• _TASK TO CARRY OUT_: Copy out each line in the material below that has the word "اعلام".

++++ GIVEN RECORDS ++++

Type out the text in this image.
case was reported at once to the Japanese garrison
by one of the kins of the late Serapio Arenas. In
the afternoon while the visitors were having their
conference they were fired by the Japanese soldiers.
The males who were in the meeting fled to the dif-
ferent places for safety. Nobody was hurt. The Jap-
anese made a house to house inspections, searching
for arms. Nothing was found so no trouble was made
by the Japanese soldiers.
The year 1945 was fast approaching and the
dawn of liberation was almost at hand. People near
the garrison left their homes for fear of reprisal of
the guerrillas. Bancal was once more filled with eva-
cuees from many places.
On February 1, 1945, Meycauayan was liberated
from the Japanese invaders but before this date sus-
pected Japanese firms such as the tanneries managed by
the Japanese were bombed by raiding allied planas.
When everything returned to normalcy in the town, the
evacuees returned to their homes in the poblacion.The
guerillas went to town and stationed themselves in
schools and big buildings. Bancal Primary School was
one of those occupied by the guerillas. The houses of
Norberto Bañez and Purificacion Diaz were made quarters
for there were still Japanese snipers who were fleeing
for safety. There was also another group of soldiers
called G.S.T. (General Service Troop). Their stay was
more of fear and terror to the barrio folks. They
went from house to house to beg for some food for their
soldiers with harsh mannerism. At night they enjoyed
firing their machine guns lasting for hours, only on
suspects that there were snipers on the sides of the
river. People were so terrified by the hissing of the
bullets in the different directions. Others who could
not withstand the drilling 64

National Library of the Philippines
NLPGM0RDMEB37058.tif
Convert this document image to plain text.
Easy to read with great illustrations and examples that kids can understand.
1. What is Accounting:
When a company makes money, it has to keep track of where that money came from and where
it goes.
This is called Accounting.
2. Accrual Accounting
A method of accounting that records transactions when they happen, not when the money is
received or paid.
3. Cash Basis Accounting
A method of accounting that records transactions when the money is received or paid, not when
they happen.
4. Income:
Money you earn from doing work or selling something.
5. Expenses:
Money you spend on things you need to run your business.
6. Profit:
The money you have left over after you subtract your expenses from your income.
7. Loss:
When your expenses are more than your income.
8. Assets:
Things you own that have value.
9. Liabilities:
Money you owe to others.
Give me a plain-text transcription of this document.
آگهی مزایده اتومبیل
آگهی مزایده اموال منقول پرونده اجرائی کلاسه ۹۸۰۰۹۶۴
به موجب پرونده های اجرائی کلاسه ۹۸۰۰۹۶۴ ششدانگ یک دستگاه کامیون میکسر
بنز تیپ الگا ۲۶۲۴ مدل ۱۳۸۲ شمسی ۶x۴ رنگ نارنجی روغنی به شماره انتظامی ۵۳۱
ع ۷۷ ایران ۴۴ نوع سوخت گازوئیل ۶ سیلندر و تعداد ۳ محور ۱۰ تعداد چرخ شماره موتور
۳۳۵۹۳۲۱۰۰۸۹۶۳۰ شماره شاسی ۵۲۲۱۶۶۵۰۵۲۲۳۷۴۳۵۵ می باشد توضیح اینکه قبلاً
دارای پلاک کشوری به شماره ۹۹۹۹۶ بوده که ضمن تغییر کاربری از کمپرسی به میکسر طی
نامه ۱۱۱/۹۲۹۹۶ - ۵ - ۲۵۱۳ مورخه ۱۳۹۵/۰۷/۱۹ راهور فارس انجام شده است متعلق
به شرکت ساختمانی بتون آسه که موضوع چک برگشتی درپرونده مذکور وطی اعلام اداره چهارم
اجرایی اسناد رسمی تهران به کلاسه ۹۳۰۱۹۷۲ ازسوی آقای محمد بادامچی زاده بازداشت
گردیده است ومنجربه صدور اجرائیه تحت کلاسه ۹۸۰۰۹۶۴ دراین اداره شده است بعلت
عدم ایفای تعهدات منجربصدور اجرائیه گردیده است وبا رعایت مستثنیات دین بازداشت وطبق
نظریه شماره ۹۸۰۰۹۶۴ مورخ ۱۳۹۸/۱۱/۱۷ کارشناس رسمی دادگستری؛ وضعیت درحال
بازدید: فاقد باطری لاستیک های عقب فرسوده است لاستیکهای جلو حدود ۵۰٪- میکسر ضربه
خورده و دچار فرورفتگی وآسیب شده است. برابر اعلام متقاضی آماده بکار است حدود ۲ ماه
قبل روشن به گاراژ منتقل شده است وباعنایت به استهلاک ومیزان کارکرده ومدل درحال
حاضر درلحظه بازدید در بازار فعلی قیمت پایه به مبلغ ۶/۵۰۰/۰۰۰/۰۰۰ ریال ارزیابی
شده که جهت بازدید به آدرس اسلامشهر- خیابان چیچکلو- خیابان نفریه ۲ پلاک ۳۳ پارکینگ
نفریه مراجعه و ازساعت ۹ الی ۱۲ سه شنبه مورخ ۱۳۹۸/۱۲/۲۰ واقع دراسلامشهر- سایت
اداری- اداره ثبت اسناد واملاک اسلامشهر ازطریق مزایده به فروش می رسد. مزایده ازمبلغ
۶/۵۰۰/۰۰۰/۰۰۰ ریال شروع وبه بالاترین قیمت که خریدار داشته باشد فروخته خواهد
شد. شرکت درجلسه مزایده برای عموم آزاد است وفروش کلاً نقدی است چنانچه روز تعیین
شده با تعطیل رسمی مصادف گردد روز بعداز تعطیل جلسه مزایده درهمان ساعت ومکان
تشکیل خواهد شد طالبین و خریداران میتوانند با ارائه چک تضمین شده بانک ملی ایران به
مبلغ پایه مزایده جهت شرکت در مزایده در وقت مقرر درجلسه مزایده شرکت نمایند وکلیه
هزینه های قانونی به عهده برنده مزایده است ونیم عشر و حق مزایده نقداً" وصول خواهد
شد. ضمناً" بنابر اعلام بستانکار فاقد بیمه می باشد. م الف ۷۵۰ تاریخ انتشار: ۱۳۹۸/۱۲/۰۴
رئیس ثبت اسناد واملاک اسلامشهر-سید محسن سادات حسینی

++++

• _SOLUTION TO THE PROBLEM_:
به شرکت ساختمانی بتون آسه که موضوع چک برگشتی درپرونده مذکور وطی اعلام اداره چهارم
خورده و دچار فرورفتگی وآسیب شده است. برابر اعلام متقاضی آماده بکار است حدود ۲ ماه
شد. ضمناً" بنابر اعلام بستانکار فاقد بیمه می باشد. م الف ۷۵۰ تاریخ انتشار: ۱۳۹۸/۱۲/۰۴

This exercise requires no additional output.